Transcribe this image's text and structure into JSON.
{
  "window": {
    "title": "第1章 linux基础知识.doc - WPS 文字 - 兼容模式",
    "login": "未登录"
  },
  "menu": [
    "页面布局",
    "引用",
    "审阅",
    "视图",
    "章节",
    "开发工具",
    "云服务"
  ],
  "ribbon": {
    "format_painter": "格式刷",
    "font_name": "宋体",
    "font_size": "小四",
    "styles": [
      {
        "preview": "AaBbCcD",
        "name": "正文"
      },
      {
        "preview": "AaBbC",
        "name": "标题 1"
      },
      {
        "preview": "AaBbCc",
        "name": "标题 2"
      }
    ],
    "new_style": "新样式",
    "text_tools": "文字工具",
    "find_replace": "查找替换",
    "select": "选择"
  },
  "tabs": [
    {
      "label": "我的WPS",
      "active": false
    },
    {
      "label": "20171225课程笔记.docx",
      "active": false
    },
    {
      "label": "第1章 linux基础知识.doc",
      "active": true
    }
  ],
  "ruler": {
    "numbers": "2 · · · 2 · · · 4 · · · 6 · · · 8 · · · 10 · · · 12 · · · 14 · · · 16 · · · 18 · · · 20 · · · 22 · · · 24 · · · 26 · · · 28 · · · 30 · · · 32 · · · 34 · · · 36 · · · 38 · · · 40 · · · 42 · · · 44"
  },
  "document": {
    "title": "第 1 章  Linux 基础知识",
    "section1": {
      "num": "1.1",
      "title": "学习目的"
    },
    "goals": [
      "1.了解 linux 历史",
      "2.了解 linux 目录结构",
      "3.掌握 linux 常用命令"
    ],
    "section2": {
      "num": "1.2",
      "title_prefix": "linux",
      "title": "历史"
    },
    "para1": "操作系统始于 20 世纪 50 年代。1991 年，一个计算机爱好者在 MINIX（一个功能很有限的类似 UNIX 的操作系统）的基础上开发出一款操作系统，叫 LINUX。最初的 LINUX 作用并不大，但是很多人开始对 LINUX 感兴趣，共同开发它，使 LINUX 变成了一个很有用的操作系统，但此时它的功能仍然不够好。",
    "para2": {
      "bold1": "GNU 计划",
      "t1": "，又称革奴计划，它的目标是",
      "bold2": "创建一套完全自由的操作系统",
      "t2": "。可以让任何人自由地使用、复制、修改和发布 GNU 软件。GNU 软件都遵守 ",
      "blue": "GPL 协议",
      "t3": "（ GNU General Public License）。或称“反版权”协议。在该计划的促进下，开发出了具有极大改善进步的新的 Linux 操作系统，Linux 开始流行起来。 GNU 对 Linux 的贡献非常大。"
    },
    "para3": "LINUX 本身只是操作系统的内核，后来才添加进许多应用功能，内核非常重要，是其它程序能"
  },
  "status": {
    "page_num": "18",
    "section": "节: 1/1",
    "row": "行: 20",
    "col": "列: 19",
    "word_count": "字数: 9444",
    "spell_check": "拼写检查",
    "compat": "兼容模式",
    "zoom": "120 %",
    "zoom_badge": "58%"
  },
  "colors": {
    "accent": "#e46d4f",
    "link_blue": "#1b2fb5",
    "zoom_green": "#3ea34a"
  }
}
⁂
## Task objective
Find and copy each line above that includes the string "label".

## Solution
      "label": "我的WPS",
      "label": "20171225课程笔记.docx",
      "label": "第1章 linux基础知识.doc",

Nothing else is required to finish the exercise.